▶ WORK TO BE COMPLETED: Copy each line below that includes "Resolution".

▶ SUPPLIED MATERIAL:

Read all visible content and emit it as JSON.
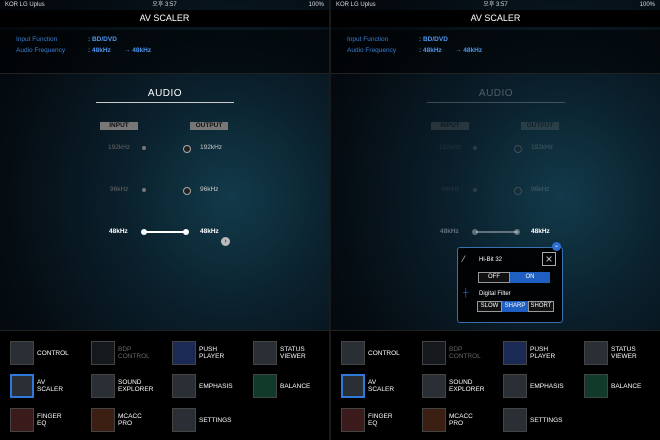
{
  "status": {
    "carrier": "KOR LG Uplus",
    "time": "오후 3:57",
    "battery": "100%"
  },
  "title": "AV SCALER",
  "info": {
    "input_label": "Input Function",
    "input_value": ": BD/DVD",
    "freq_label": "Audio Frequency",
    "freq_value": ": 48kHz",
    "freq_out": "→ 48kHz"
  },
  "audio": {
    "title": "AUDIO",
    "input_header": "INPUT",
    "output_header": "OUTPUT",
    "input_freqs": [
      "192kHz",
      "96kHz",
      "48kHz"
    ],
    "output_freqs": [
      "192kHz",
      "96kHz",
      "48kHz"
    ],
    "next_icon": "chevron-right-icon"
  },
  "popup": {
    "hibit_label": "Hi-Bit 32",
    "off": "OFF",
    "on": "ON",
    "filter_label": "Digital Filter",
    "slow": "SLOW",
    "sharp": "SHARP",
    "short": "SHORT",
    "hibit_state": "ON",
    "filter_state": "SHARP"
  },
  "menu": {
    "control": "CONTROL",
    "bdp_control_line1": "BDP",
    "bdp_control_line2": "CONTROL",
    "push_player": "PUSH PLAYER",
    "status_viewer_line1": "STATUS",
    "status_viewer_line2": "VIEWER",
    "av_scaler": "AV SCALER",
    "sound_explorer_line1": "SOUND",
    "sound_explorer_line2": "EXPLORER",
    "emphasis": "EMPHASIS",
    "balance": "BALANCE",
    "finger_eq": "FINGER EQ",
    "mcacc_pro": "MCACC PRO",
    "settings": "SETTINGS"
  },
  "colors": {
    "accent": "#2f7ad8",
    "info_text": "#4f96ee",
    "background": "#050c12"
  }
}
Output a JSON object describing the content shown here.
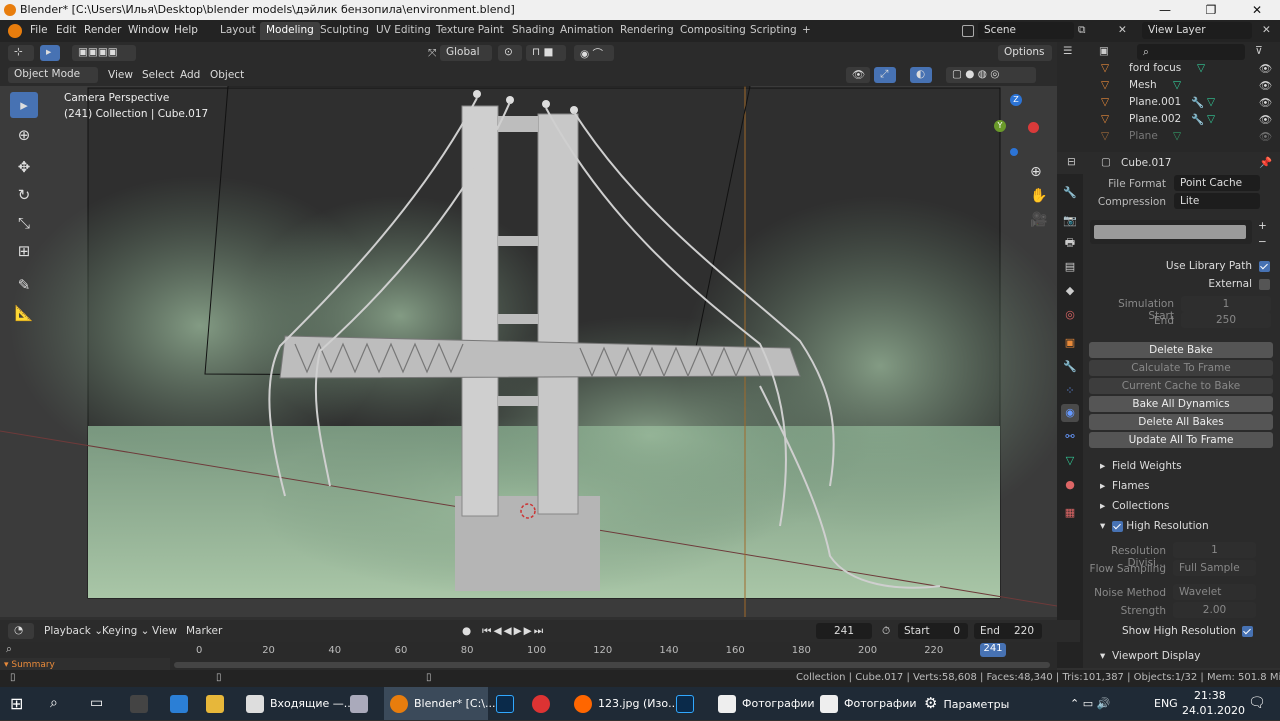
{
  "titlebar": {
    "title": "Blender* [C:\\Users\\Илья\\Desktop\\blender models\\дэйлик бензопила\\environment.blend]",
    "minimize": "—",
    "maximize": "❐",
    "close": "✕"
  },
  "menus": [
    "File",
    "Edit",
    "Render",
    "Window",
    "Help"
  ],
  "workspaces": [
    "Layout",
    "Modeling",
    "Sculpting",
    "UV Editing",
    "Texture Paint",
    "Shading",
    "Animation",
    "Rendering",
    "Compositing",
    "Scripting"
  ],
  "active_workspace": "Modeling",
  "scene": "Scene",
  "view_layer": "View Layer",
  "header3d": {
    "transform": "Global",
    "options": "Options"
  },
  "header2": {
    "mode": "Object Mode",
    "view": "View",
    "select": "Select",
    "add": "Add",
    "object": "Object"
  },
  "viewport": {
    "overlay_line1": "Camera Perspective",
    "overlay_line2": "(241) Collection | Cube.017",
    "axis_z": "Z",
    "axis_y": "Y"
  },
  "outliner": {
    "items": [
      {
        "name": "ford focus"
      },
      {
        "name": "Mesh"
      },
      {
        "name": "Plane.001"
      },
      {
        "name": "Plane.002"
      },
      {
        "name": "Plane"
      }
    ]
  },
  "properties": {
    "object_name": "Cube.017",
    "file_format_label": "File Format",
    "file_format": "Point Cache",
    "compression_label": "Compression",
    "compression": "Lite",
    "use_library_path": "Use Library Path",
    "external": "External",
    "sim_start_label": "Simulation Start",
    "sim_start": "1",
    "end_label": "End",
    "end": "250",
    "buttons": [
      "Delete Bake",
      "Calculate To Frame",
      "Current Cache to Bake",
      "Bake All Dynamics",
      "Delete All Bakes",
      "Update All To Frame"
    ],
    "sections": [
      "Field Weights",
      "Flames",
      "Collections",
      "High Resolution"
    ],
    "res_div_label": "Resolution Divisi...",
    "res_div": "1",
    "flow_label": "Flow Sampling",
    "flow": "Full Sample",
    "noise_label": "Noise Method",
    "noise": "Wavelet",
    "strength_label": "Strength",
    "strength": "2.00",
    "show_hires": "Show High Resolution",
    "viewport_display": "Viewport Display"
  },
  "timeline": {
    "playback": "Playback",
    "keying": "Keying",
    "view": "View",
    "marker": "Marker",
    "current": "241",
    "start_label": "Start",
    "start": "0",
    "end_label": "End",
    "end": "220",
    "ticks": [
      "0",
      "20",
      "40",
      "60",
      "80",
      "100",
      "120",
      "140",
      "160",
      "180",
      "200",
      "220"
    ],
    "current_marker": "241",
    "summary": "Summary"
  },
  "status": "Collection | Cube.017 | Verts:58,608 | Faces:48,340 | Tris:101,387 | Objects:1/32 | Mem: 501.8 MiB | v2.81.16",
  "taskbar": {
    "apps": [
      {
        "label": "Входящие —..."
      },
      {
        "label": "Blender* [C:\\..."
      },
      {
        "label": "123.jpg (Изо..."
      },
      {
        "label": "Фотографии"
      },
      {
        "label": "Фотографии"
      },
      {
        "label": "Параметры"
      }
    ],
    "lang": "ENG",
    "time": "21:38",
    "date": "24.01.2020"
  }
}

---

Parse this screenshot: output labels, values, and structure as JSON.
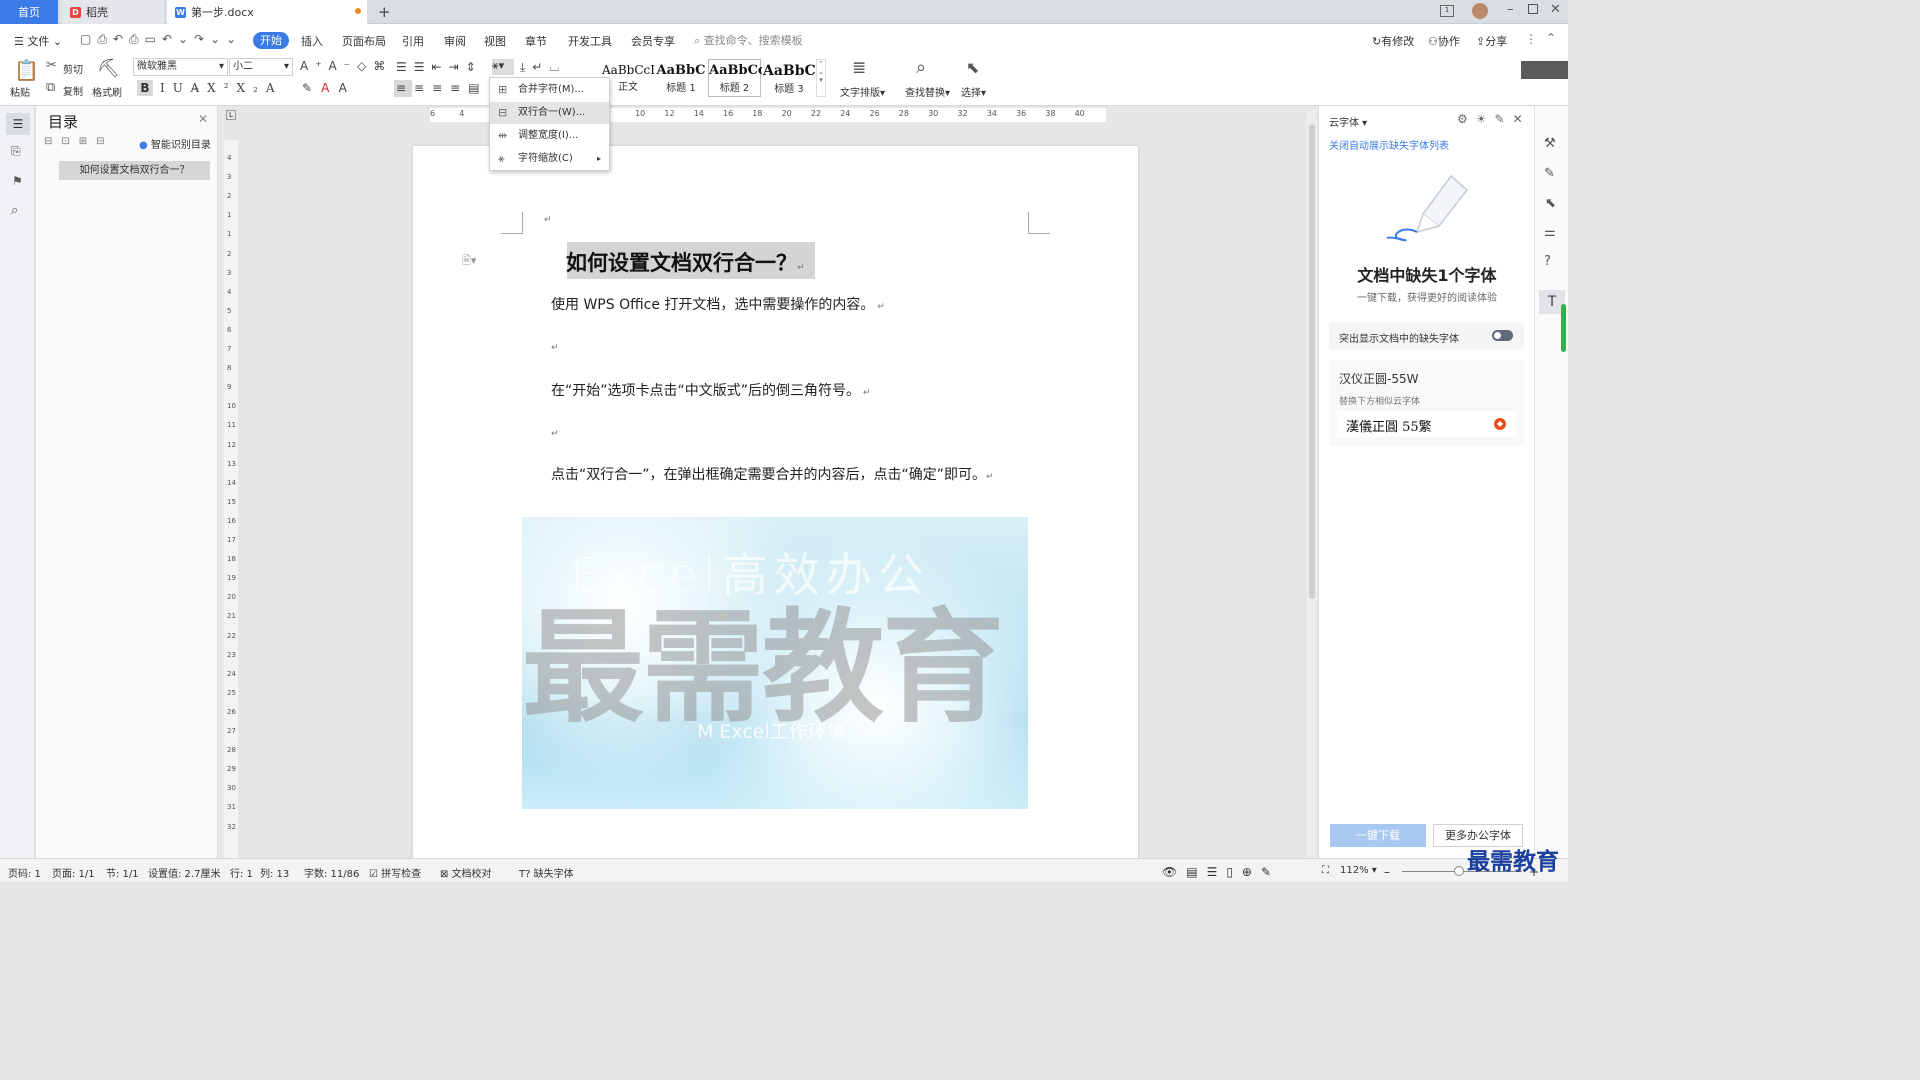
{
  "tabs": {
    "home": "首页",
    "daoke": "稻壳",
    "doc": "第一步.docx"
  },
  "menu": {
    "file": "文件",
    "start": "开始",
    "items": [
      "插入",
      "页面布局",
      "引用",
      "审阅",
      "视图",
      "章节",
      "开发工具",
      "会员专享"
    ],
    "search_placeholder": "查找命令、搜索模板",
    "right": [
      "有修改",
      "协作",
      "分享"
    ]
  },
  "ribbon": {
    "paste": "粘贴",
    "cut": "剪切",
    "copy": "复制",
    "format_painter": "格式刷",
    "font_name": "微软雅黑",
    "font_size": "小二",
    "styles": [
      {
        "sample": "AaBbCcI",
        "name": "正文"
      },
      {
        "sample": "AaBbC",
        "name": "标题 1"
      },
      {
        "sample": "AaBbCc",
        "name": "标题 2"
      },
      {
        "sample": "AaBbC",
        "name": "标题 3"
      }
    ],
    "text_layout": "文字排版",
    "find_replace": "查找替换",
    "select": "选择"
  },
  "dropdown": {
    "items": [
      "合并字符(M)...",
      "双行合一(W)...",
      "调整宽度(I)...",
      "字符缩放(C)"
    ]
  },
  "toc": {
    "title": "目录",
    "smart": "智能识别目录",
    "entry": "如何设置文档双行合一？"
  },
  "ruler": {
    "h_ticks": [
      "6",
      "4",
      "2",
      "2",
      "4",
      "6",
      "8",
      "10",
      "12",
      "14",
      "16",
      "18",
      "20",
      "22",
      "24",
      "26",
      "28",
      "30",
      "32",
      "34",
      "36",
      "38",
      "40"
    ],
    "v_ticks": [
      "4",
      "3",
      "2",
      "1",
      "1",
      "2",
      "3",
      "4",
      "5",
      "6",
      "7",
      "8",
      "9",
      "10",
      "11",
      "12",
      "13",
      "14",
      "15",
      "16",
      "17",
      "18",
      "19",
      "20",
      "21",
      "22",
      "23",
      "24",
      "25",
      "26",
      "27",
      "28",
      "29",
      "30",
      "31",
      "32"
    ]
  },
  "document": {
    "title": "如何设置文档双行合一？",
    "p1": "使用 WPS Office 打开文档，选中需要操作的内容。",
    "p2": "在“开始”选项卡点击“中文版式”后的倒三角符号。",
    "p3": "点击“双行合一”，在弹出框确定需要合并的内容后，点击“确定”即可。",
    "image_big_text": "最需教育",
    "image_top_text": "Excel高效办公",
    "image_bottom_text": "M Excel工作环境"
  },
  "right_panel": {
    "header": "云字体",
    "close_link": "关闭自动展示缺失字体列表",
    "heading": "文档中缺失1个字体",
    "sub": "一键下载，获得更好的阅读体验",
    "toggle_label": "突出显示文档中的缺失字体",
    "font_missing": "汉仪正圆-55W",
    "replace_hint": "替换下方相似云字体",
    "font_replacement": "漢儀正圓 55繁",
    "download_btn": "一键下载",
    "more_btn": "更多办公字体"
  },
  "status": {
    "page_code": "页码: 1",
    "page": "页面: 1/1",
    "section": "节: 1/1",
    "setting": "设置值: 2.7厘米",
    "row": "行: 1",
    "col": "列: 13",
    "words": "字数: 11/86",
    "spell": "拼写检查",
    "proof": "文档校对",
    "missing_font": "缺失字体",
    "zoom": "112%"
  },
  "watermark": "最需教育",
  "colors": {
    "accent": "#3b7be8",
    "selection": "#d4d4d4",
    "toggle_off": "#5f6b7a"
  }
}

▶ ANSWER TO THIS EXERCISE:
      "High Resolution"
    "res_div_label": "Resolution Divisi...",
    "show_hires": "Show High Resolution",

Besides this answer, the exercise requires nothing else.